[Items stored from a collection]
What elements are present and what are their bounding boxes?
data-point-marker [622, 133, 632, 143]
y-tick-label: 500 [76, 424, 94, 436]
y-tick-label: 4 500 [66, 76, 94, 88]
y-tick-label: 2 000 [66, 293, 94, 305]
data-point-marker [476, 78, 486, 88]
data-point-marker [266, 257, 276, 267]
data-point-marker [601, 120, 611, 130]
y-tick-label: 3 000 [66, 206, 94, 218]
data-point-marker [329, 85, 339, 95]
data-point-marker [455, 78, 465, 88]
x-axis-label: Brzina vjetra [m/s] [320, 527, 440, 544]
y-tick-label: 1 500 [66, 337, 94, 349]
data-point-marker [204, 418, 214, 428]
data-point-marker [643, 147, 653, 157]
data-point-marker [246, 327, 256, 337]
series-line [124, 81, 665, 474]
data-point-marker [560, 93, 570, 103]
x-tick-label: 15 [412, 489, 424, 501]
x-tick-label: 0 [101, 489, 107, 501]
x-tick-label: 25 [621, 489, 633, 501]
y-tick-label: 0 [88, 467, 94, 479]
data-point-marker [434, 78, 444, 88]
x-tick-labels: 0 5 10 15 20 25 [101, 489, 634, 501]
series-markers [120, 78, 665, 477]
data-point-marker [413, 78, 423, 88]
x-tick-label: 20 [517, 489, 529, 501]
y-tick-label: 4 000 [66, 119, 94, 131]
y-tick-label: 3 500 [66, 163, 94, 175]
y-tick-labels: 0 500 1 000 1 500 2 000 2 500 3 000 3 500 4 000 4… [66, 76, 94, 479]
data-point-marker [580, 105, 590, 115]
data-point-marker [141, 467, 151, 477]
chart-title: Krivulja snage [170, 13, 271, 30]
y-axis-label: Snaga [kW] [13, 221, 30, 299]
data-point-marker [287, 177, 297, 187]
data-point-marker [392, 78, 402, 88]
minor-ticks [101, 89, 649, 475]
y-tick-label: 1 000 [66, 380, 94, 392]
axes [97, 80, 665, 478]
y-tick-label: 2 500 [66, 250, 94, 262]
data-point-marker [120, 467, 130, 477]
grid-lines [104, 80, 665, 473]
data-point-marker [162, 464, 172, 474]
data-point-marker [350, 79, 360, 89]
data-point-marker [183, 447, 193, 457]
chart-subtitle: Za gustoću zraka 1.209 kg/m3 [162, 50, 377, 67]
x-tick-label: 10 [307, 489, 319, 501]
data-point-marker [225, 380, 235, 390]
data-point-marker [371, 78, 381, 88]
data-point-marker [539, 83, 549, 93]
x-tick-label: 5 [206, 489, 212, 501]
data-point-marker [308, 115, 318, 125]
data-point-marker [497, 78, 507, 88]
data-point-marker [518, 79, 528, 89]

**EXERCISE OBJECTIVE**
Please show each line above that contains the string "axis".

**RESULT OF THE TASK**
x-axis-label: Brzina vjetra [m/s] [320, 527, 440, 544]
y-axis-label: Snaga [kW] [13, 221, 30, 299]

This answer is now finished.